**TASK STATEMENT:** Collect every line in the records below that contains the word "Proiect".

___ DATA LISTING ___

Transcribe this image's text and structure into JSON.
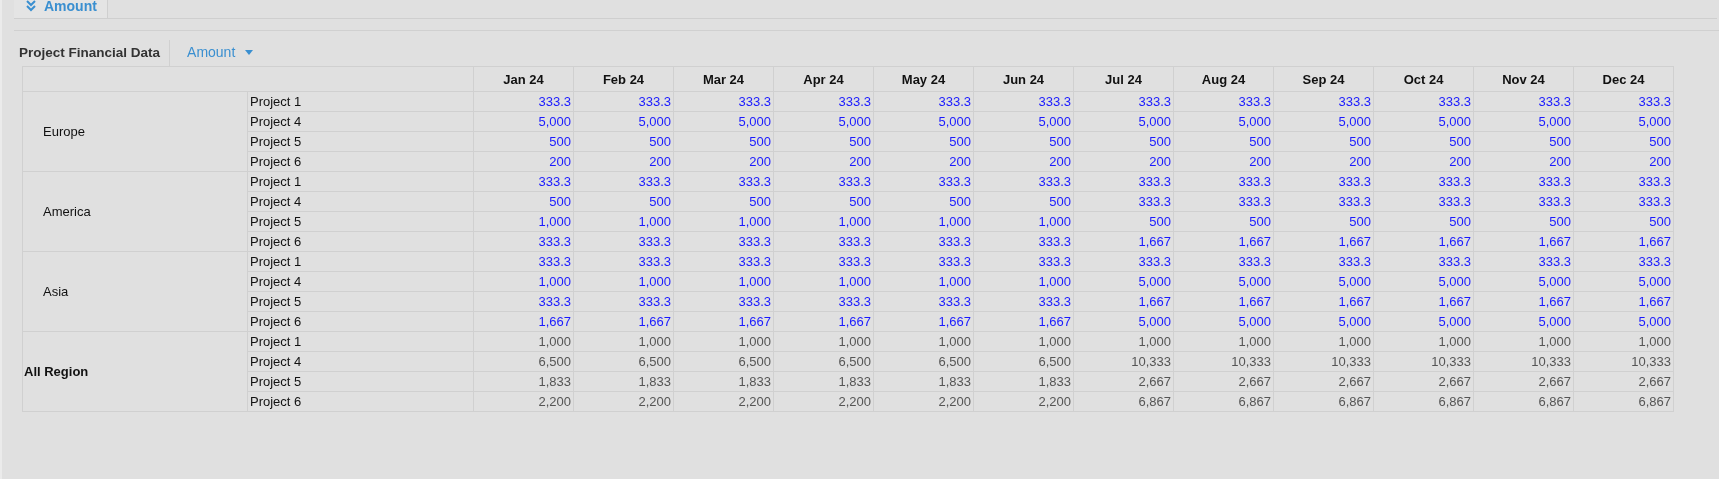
{
  "tab": {
    "label": "Amount",
    "selected": true
  },
  "toolbar": {
    "title": "Project Financial Data",
    "measure_dropdown": "Amount"
  },
  "table": {
    "columns": [
      "Jan 24",
      "Feb 24",
      "Mar 24",
      "Apr 24",
      "May 24",
      "Jun 24",
      "Jul 24",
      "Aug 24",
      "Sep 24",
      "Oct 24",
      "Nov 24",
      "Dec 24"
    ],
    "groups": [
      {
        "region": "Europe",
        "kind": "detail",
        "rows": [
          {
            "project": "Project 1",
            "values": [
              "333.3",
              "333.3",
              "333.3",
              "333.3",
              "333.3",
              "333.3",
              "333.3",
              "333.3",
              "333.3",
              "333.3",
              "333.3",
              "333.3"
            ]
          },
          {
            "project": "Project 4",
            "values": [
              "5,000",
              "5,000",
              "5,000",
              "5,000",
              "5,000",
              "5,000",
              "5,000",
              "5,000",
              "5,000",
              "5,000",
              "5,000",
              "5,000"
            ]
          },
          {
            "project": "Project 5",
            "values": [
              "500",
              "500",
              "500",
              "500",
              "500",
              "500",
              "500",
              "500",
              "500",
              "500",
              "500",
              "500"
            ]
          },
          {
            "project": "Project 6",
            "values": [
              "200",
              "200",
              "200",
              "200",
              "200",
              "200",
              "200",
              "200",
              "200",
              "200",
              "200",
              "200"
            ]
          }
        ]
      },
      {
        "region": "America",
        "kind": "detail",
        "rows": [
          {
            "project": "Project 1",
            "values": [
              "333.3",
              "333.3",
              "333.3",
              "333.3",
              "333.3",
              "333.3",
              "333.3",
              "333.3",
              "333.3",
              "333.3",
              "333.3",
              "333.3"
            ]
          },
          {
            "project": "Project 4",
            "values": [
              "500",
              "500",
              "500",
              "500",
              "500",
              "500",
              "333.3",
              "333.3",
              "333.3",
              "333.3",
              "333.3",
              "333.3"
            ]
          },
          {
            "project": "Project 5",
            "values": [
              "1,000",
              "1,000",
              "1,000",
              "1,000",
              "1,000",
              "1,000",
              "500",
              "500",
              "500",
              "500",
              "500",
              "500"
            ]
          },
          {
            "project": "Project 6",
            "values": [
              "333.3",
              "333.3",
              "333.3",
              "333.3",
              "333.3",
              "333.3",
              "1,667",
              "1,667",
              "1,667",
              "1,667",
              "1,667",
              "1,667"
            ]
          }
        ]
      },
      {
        "region": "Asia",
        "kind": "detail",
        "rows": [
          {
            "project": "Project 1",
            "values": [
              "333.3",
              "333.3",
              "333.3",
              "333.3",
              "333.3",
              "333.3",
              "333.3",
              "333.3",
              "333.3",
              "333.3",
              "333.3",
              "333.3"
            ]
          },
          {
            "project": "Project 4",
            "values": [
              "1,000",
              "1,000",
              "1,000",
              "1,000",
              "1,000",
              "1,000",
              "5,000",
              "5,000",
              "5,000",
              "5,000",
              "5,000",
              "5,000"
            ]
          },
          {
            "project": "Project 5",
            "values": [
              "333.3",
              "333.3",
              "333.3",
              "333.3",
              "333.3",
              "333.3",
              "1,667",
              "1,667",
              "1,667",
              "1,667",
              "1,667",
              "1,667"
            ]
          },
          {
            "project": "Project 6",
            "values": [
              "1,667",
              "1,667",
              "1,667",
              "1,667",
              "1,667",
              "1,667",
              "5,000",
              "5,000",
              "5,000",
              "5,000",
              "5,000",
              "5,000"
            ]
          }
        ]
      },
      {
        "region": "All Region",
        "kind": "total",
        "rows": [
          {
            "project": "Project 1",
            "values": [
              "1,000",
              "1,000",
              "1,000",
              "1,000",
              "1,000",
              "1,000",
              "1,000",
              "1,000",
              "1,000",
              "1,000",
              "1,000",
              "1,000"
            ]
          },
          {
            "project": "Project 4",
            "values": [
              "6,500",
              "6,500",
              "6,500",
              "6,500",
              "6,500",
              "6,500",
              "10,333",
              "10,333",
              "10,333",
              "10,333",
              "10,333",
              "10,333"
            ]
          },
          {
            "project": "Project 5",
            "values": [
              "1,833",
              "1,833",
              "1,833",
              "1,833",
              "1,833",
              "1,833",
              "2,667",
              "2,667",
              "2,667",
              "2,667",
              "2,667",
              "2,667"
            ]
          },
          {
            "project": "Project 6",
            "values": [
              "2,200",
              "2,200",
              "2,200",
              "2,200",
              "2,200",
              "2,200",
              "6,867",
              "6,867",
              "6,867",
              "6,867",
              "6,867",
              "6,867"
            ]
          }
        ]
      }
    ]
  }
}
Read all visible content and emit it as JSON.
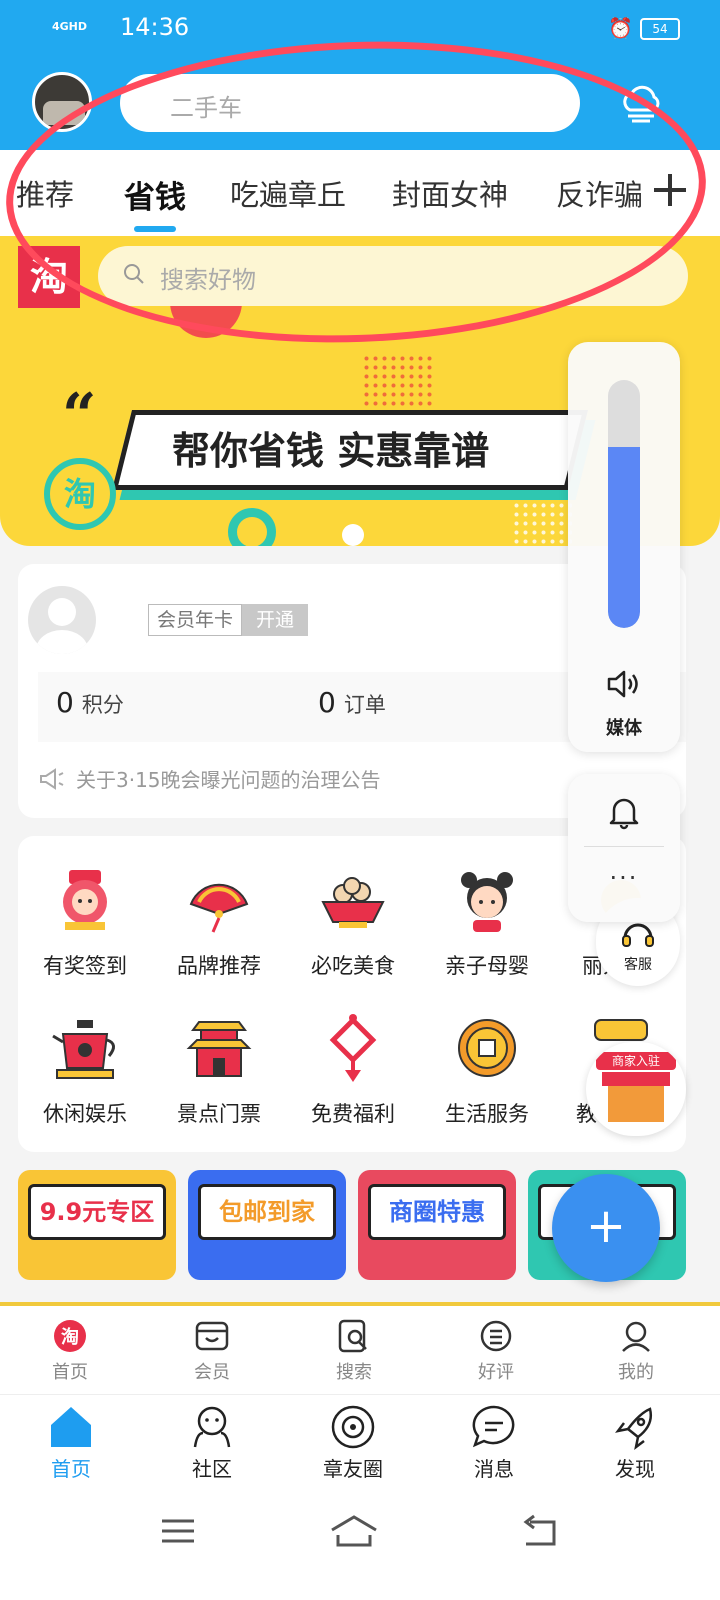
{
  "status_bar": {
    "signal": "4GHD",
    "time": "14:36",
    "battery": "54"
  },
  "header": {
    "search_placeholder": "二手车",
    "tabs": [
      {
        "label": "推荐"
      },
      {
        "label": "省钱",
        "active": true
      },
      {
        "label": "吃遍章丘"
      },
      {
        "label": "封面女神"
      },
      {
        "label": "反诈骗"
      }
    ]
  },
  "banner": {
    "logo": "淘",
    "search_placeholder": "搜索好物",
    "slogan": "帮你省钱 实惠靠谱",
    "badge": "淘"
  },
  "member": {
    "vip_label": "会员年卡",
    "vip_action": "开通",
    "points_value": "0",
    "points_label": "积分",
    "orders_value": "0",
    "orders_label": "订单",
    "notice": "关于3·15晚会曝光问题的治理公告"
  },
  "categories": [
    {
      "label": "有奖签到",
      "icon": "lucky-doll-icon"
    },
    {
      "label": "品牌推荐",
      "icon": "fan-icon"
    },
    {
      "label": "必吃美食",
      "icon": "food-bowl-icon"
    },
    {
      "label": "亲子母婴",
      "icon": "child-icon"
    },
    {
      "label": "丽人",
      "icon": "beauty-icon"
    },
    {
      "label": "休闲娱乐",
      "icon": "teapot-icon"
    },
    {
      "label": "景点门票",
      "icon": "pagoda-icon"
    },
    {
      "label": "免费福利",
      "icon": "chinese-knot-icon"
    },
    {
      "label": "生活服务",
      "icon": "coin-icon"
    },
    {
      "label": "教育",
      "icon": "education-icon"
    }
  ],
  "promos": [
    {
      "label": "9.9元专区",
      "color": "#f9c536"
    },
    {
      "label": "包邮到家",
      "color": "#3a6df0"
    },
    {
      "label": "商圈特惠",
      "color": "#e84a5f"
    },
    {
      "label": "商家入驻",
      "color": "#2fc7b1"
    }
  ],
  "volume_panel": {
    "label": "媒体",
    "level": 0.73,
    "more": "···"
  },
  "customer_service": {
    "label": "客服"
  },
  "merchant_badge": {
    "label": "商家入驻"
  },
  "fab": {
    "label": "+"
  },
  "web_nav": [
    {
      "label": "首页",
      "icon": "taobao-icon"
    },
    {
      "label": "会员",
      "icon": "member-card-icon"
    },
    {
      "label": "搜索",
      "icon": "search-doc-icon"
    },
    {
      "label": "好评",
      "icon": "smile-list-icon"
    },
    {
      "label": "我的",
      "icon": "user-icon"
    }
  ],
  "app_nav": [
    {
      "label": "首页",
      "icon": "home-icon",
      "active": true
    },
    {
      "label": "社区",
      "icon": "community-icon"
    },
    {
      "label": "章友圈",
      "icon": "planet-icon"
    },
    {
      "label": "消息",
      "icon": "message-icon"
    },
    {
      "label": "发现",
      "icon": "rocket-icon"
    }
  ],
  "colors": {
    "header_blue": "#21a9f0",
    "banner_yellow": "#fcd73a",
    "accent_red": "#e8304a",
    "annotation_red": "#ff4a5c",
    "active_blue": "#1e9df0"
  }
}
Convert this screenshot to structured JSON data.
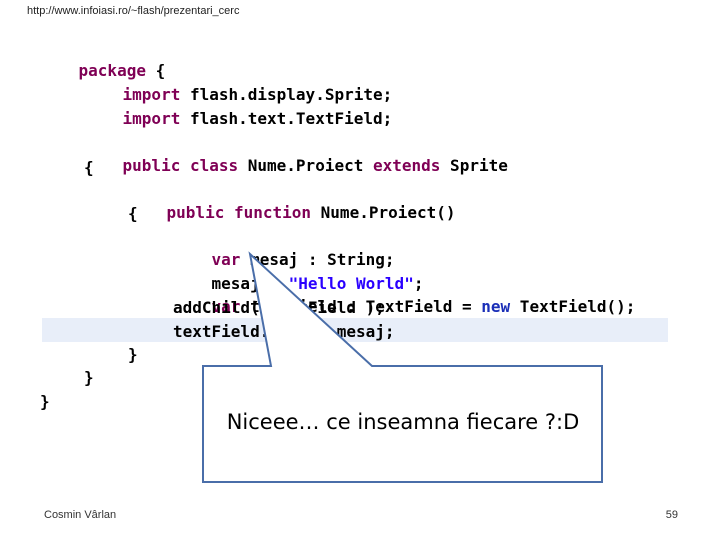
{
  "header": {
    "url": "http://www.infoiasi.ro/~flash/prezentari_cerc"
  },
  "code": {
    "l1": {
      "kw": "package",
      "rest": " {"
    },
    "l2": {
      "kw": "import",
      "rest": " flash.display.Sprite;"
    },
    "l3": {
      "kw": "import",
      "rest": " flash.text.TextField;"
    },
    "l4": {
      "kw1": "public",
      "kw2": " class",
      "name": " Nume.Proiect",
      "kw3": " extends",
      "rest": " Sprite"
    },
    "l5": {
      "text": "{"
    },
    "l6": {
      "kw1": "public",
      "kw2": " function",
      "name": " Nume.Proiect()"
    },
    "l7": {
      "text": "{"
    },
    "l8": {
      "kw": "var",
      "rest": " mesaj : String;"
    },
    "l9": {
      "pre": "mesaj = ",
      "str": "\"Hello World\"",
      "post": ";"
    },
    "l10": {
      "kw": "var",
      "pre": " textField : TextField = ",
      "kw2": "new",
      "post": " TextField();"
    },
    "l11": {
      "text": "addChild( textField );"
    },
    "l12": {
      "text": "textField.text = mesaj;"
    },
    "l13": {
      "text": "}"
    },
    "l14": {
      "text": "}"
    },
    "l15": {
      "text": "}"
    }
  },
  "callout": {
    "text": "Niceee… ce inseamna fiecare ?:D"
  },
  "footer": {
    "author": "Cosmin Vârlan",
    "page": "59"
  },
  "colors": {
    "keyword": "#7f0055",
    "string": "#2a00ff",
    "highlight": "#e8eef9",
    "callout_border": "#4a6ea9"
  }
}
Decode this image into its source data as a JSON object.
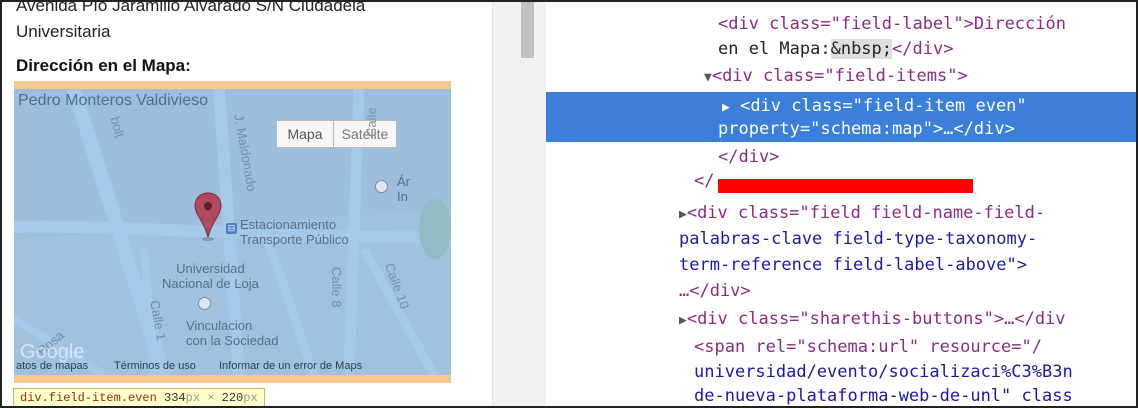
{
  "page": {
    "address_line1": "Avenida Pío Jaramillo Alvarado S/N Ciudadela",
    "address_line2": "Universitaria",
    "map_field_label": "Dirección en el Mapa:",
    "map": {
      "place_title": "Pedro Monteros Valdivieso",
      "map_button": "Mapa",
      "satellite_button": "Satélite",
      "poi_parking_line1": "Estacionamiento",
      "poi_parking_line2": "Transporte Público",
      "poi_university_line1": "Universidad",
      "poi_university_line2": "Nacional de Loja",
      "poi_vinculacion_line1": "Vinculacion",
      "poi_vinculacion_line2": "con la Sociedad",
      "street_bolt": "bolt",
      "street_maldonado": "J. Maldonado",
      "street_calle_top": "Calle",
      "street_calle8": "Calle 8",
      "street_calle10": "Calle 10",
      "street_calle_left": "Calle 1",
      "street_rosa": "Rosa",
      "poi_right_line1": "Ár",
      "poi_right_line2": "In",
      "attribution_data": "atos de mapas",
      "attribution_terms": "Términos de uso",
      "attribution_report": "Informar de un error de Maps",
      "watermark": "Google"
    },
    "inspect_tooltip": {
      "selector": "div.field-item.even",
      "width": "334",
      "height": "220",
      "unit": "px",
      "times": "×"
    }
  },
  "devtools": {
    "lines": {
      "l1a": "<div class=\"field-label\">Dirección",
      "l1b_text": "en el Mapa:",
      "l1b_entity": "&nbsp;",
      "l1b_close": "</div>",
      "l2": "<div class=\"field-items\">",
      "l3a": "<div class=\"field-item even\"",
      "l3b": "property=\"schema:map\">…</div>",
      "l4": "</div>",
      "l5": "</",
      "l6a": "<div class=\"field field-name-field-",
      "l6b": "palabras-clave field-type-taxonomy-",
      "l6c": "term-reference field-label-above\">",
      "l6d": "…</div>",
      "l7": "<div class=\"sharethis-buttons\">…</div",
      "l8a": "<span rel=\"schema:url\" resource=\"/",
      "l8b": "universidad/evento/socializaci%C3%B3n",
      "l8c": "de-nueva-plataforma-web-de-unl\" class"
    }
  },
  "colors": {
    "selection": "#3b7fdb",
    "map_overlay": "#6fa8dc",
    "padding_highlight": "#f6c891",
    "redaction": "#ff0000"
  }
}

___

**ANSWER TO THE TASK:**
      "name": " Nume.Proiect",
      "name": " Nume.Proiect()"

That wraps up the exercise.